## Work to be completed
Search the data for the string "ДЕПОЗИТАХ" and extract every line where it appears.

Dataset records
↓

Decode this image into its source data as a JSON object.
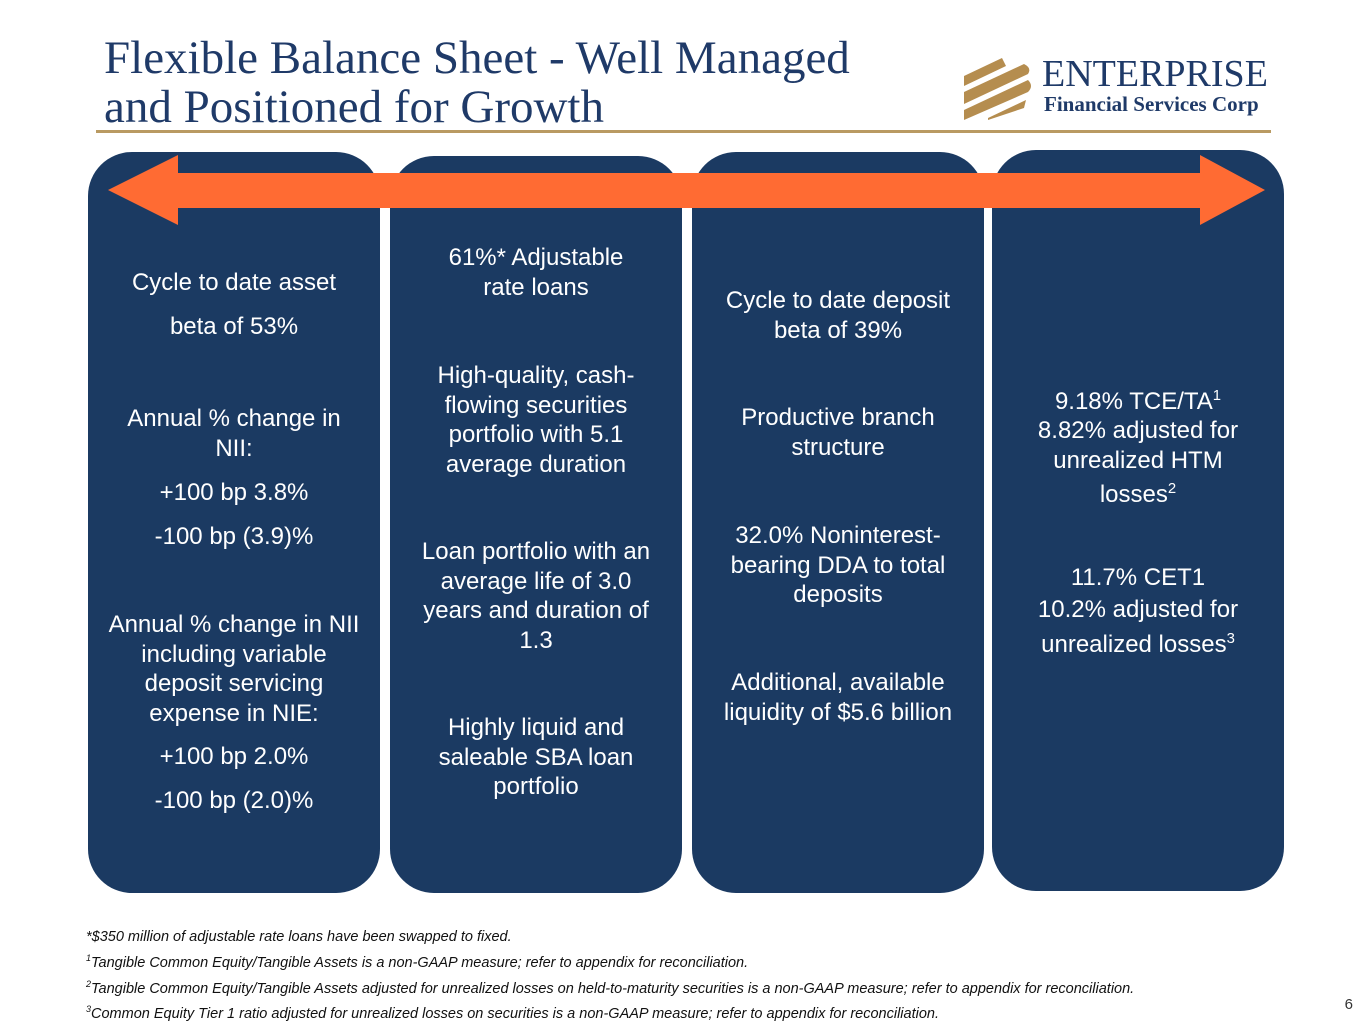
{
  "title": {
    "line1": "Flexible Balance Sheet - Well Managed",
    "line2": "and Positioned for Growth"
  },
  "logo": {
    "name": "ENTERPRISE",
    "sub": "Financial Services Corp"
  },
  "colors": {
    "navy": "#1b3a62",
    "orange": "#ff6b33",
    "gold": "#b99a62"
  },
  "columns": [
    {
      "paragraphs": [
        "Cycle to date asset",
        "beta of  53%",
        "Annual % change in NII:",
        "+100 bp 3.8%",
        "-100 bp (3.9)%",
        "Annual % change in NII including variable deposit servicing expense in NIE:",
        "+100 bp 2.0%",
        "-100 bp (2.0)%"
      ]
    },
    {
      "paragraphs": [
        "61%* Adjustable rate loans",
        "High-quality, cash-flowing securities portfolio with 5.1 average duration",
        "Loan portfolio with an average life of 3.0 years and duration of 1.3",
        "Highly liquid and saleable SBA loan portfolio"
      ]
    },
    {
      "paragraphs": [
        "Cycle to date deposit beta of 39%",
        "Productive branch structure",
        "32.0% Noninterest-bearing DDA to total deposits",
        "Additional, available liquidity of $5.6 billion"
      ]
    },
    {
      "paragraphs": [
        "9.18% TCE/TA",
        "1",
        "8.82% adjusted for unrealized HTM losses",
        "2",
        "11.7% CET1",
        "10.2% adjusted for unrealized losses",
        "3"
      ]
    }
  ],
  "footnotes": [
    {
      "mark": "",
      "text": "*$350 million of adjustable rate loans have been swapped to fixed."
    },
    {
      "mark": "1",
      "text": "Tangible Common Equity/Tangible Assets is a non-GAAP measure; refer to appendix for reconciliation."
    },
    {
      "mark": "2",
      "text": "Tangible Common Equity/Tangible Assets adjusted for unrealized losses on held-to-maturity securities is a non-GAAP measure; refer to appendix for reconciliation."
    },
    {
      "mark": "3",
      "text": "Common Equity Tier 1 ratio adjusted for unrealized losses on securities is a non-GAAP measure; refer to appendix for reconciliation."
    }
  ],
  "page_number": "6"
}
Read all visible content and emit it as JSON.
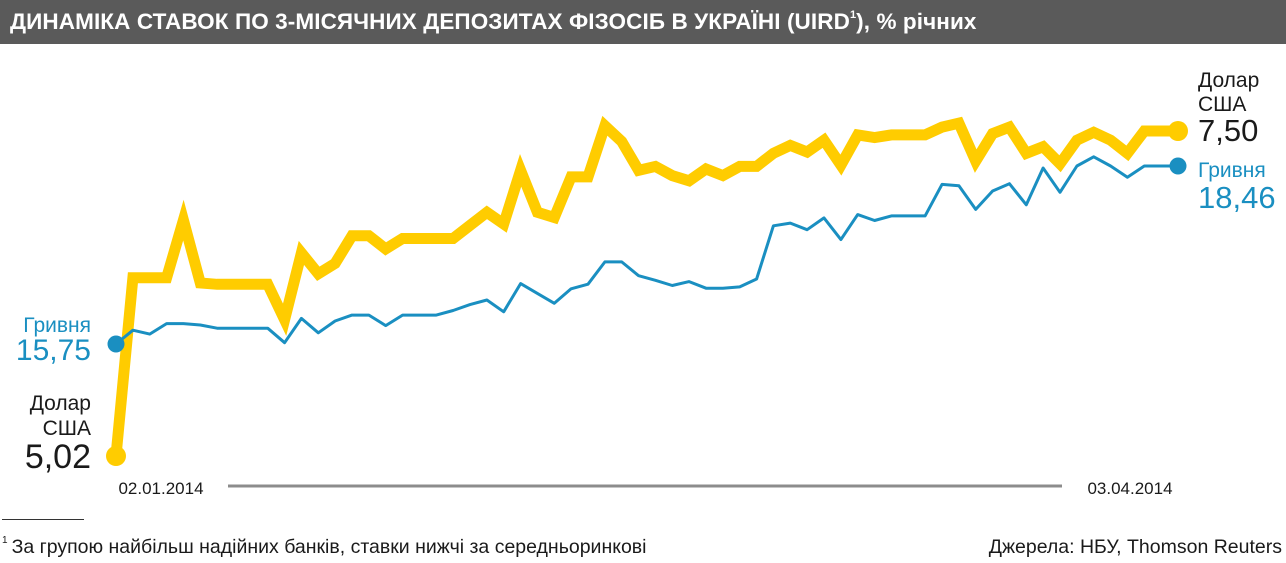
{
  "title": {
    "main": "ДИНАМІКА СТАВОК ПО 3-МІСЯЧНИХ ДЕПОЗИТАХ ФІЗОСІБ В УКРАЇНІ (UIRD",
    "sup": "1",
    "tail": "), % річних"
  },
  "colors": {
    "usd": "#ffcc00",
    "uah": "#1a8fc1",
    "title_bg": "#5a5a5a",
    "axis": "#8c8c8c"
  },
  "chart_data": {
    "type": "line",
    "title": "ДИНАМІКА СТАВОК ПО 3-МІСЯЧНИХ ДЕПОЗИТАХ ФІЗОСІБ В УКРАЇНІ (UIRD1), % річних",
    "x_start_label": "02.01.2014",
    "x_end_label": "03.04.2014",
    "grid": false,
    "legend": "inline labels at line ends",
    "series": [
      {
        "name": "Долар США",
        "key": "usd",
        "start_label": "5,02",
        "end_label": "7,50",
        "values": [
          5.02,
          6.38,
          6.38,
          6.38,
          6.82,
          6.34,
          6.33,
          6.33,
          6.33,
          6.33,
          6.06,
          6.57,
          6.41,
          6.49,
          6.7,
          6.7,
          6.6,
          6.68,
          6.68,
          6.68,
          6.68,
          6.78,
          6.88,
          6.79,
          7.2,
          6.88,
          6.84,
          7.15,
          7.15,
          7.54,
          7.42,
          7.2,
          7.23,
          7.16,
          7.12,
          7.21,
          7.16,
          7.23,
          7.23,
          7.33,
          7.39,
          7.34,
          7.43,
          7.24,
          7.47,
          7.45,
          7.47,
          7.47,
          7.47,
          7.53,
          7.56,
          7.27,
          7.48,
          7.53,
          7.33,
          7.38,
          7.25,
          7.43,
          7.49,
          7.43,
          7.33,
          7.5,
          7.5,
          7.5
        ]
      },
      {
        "name": "Гривня",
        "key": "uah",
        "start_label": "15,75",
        "end_label": "18,46",
        "values": [
          15.75,
          15.96,
          15.9,
          16.06,
          16.06,
          16.04,
          15.99,
          15.99,
          15.99,
          15.99,
          15.77,
          16.14,
          15.92,
          16.1,
          16.19,
          16.19,
          16.03,
          16.19,
          16.19,
          16.19,
          16.26,
          16.35,
          16.42,
          16.24,
          16.67,
          16.52,
          16.37,
          16.59,
          16.66,
          17.0,
          17.0,
          16.79,
          16.72,
          16.64,
          16.7,
          16.6,
          16.6,
          16.62,
          16.74,
          17.55,
          17.59,
          17.49,
          17.67,
          17.34,
          17.72,
          17.63,
          17.7,
          17.7,
          17.7,
          18.18,
          18.16,
          17.8,
          18.08,
          18.19,
          17.87,
          18.43,
          18.06,
          18.46,
          18.6,
          18.46,
          18.29,
          18.46,
          18.46,
          18.46
        ]
      }
    ]
  },
  "labels": {
    "usd_name_line1": "Долар",
    "usd_name_line2": "США",
    "uah_name": "Гривня"
  },
  "footnote": {
    "sup": "1",
    "text": "За групою найбільш надійних банків, ставки нижчі за середньоринкові"
  },
  "source": "Джерела: НБУ, Thomson Reuters"
}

↑

## Final result
    "main": "ДИНАМІКА СТАВОК ПО 3-МІСЯЧНИХ ДЕПОЗИТАХ ФІЗОСІБ В УКРАЇНІ (UIRD",
    "title": "ДИНАМІКА СТАВОК ПО 3-МІСЯЧНИХ ДЕПОЗИТАХ ФІЗОСІБ В УКРАЇНІ (UIRD1), % річних",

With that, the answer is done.